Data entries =
--- Start ---

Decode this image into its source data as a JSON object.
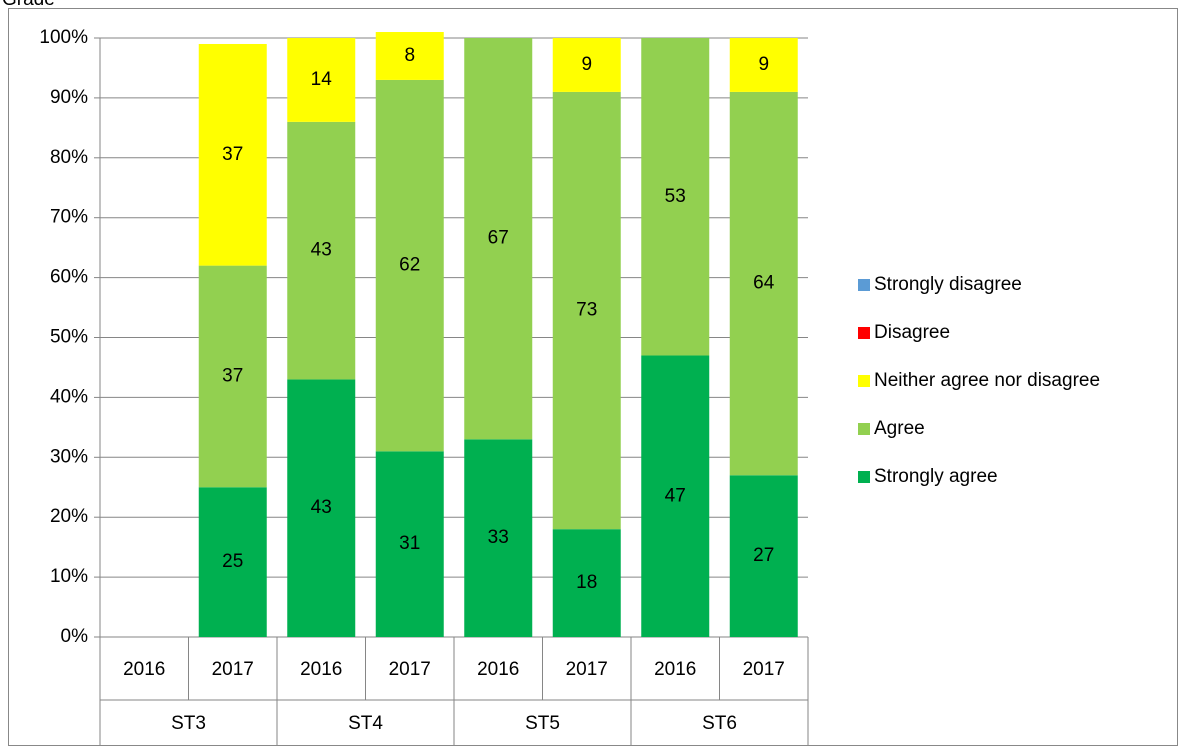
{
  "chart_data": {
    "type": "stacked_bar",
    "title": "Grade",
    "categories": [
      "2016",
      "2017",
      "2016",
      "2017",
      "2016",
      "2017",
      "2016",
      "2017"
    ],
    "groups": [
      "ST3",
      "ST4",
      "ST5",
      "ST6"
    ],
    "series": [
      {
        "name": "Strongly agree",
        "color": "#00b050",
        "values": [
          null,
          25,
          43,
          31,
          33,
          18,
          47,
          27
        ]
      },
      {
        "name": "Agree",
        "color": "#92d050",
        "values": [
          null,
          37,
          43,
          62,
          67,
          73,
          53,
          64
        ]
      },
      {
        "name": "Neither agree nor disagree",
        "color": "#ffff00",
        "values": [
          null,
          37,
          14,
          8,
          null,
          9,
          null,
          9
        ]
      },
      {
        "name": "Disagree",
        "color": "#ff0000",
        "values": [
          null,
          null,
          null,
          null,
          null,
          null,
          null,
          null
        ]
      },
      {
        "name": "Strongly disagree",
        "color": "#5b9bd5",
        "values": [
          null,
          null,
          null,
          null,
          null,
          null,
          null,
          null
        ]
      }
    ],
    "ylim": [
      0,
      100
    ],
    "yticks": [
      {
        "value": 0,
        "label": "0%"
      },
      {
        "value": 10,
        "label": "10%"
      },
      {
        "value": 20,
        "label": "20%"
      },
      {
        "value": 30,
        "label": "30%"
      },
      {
        "value": 40,
        "label": "40%"
      },
      {
        "value": 50,
        "label": "50%"
      },
      {
        "value": 60,
        "label": "60%"
      },
      {
        "value": 70,
        "label": "70%"
      },
      {
        "value": 80,
        "label": "80%"
      },
      {
        "value": 90,
        "label": "90%"
      },
      {
        "value": 100,
        "label": "100%"
      }
    ],
    "grid": true,
    "legend": "right"
  }
}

--- End ---

EXERCISE DIRECTIONS =
Transcribe all the data word for word; the images stay out.

FINISHED TASK =
Decode this image into its source data as a JSON object.
{
  "chart_data": {
    "type": "stacked_bar",
    "title": "Grade",
    "categories": [
      "2016",
      "2017",
      "2016",
      "2017",
      "2016",
      "2017",
      "2016",
      "2017"
    ],
    "groups": [
      "ST3",
      "ST4",
      "ST5",
      "ST6"
    ],
    "series": [
      {
        "name": "Strongly agree",
        "color": "#00b050",
        "values": [
          null,
          25,
          43,
          31,
          33,
          18,
          47,
          27
        ]
      },
      {
        "name": "Agree",
        "color": "#92d050",
        "values": [
          null,
          37,
          43,
          62,
          67,
          73,
          53,
          64
        ]
      },
      {
        "name": "Neither agree nor disagree",
        "color": "#ffff00",
        "values": [
          null,
          37,
          14,
          8,
          null,
          9,
          null,
          9
        ]
      },
      {
        "name": "Disagree",
        "color": "#ff0000",
        "values": [
          null,
          null,
          null,
          null,
          null,
          null,
          null,
          null
        ]
      },
      {
        "name": "Strongly disagree",
        "color": "#5b9bd5",
        "values": [
          null,
          null,
          null,
          null,
          null,
          null,
          null,
          null
        ]
      }
    ],
    "ylim": [
      0,
      100
    ],
    "yticks": [
      {
        "value": 0,
        "label": "0%"
      },
      {
        "value": 10,
        "label": "10%"
      },
      {
        "value": 20,
        "label": "20%"
      },
      {
        "value": 30,
        "label": "30%"
      },
      {
        "value": 40,
        "label": "40%"
      },
      {
        "value": 50,
        "label": "50%"
      },
      {
        "value": 60,
        "label": "60%"
      },
      {
        "value": 70,
        "label": "70%"
      },
      {
        "value": 80,
        "label": "80%"
      },
      {
        "value": 90,
        "label": "90%"
      },
      {
        "value": 100,
        "label": "100%"
      }
    ],
    "grid": true,
    "legend": "right"
  }
}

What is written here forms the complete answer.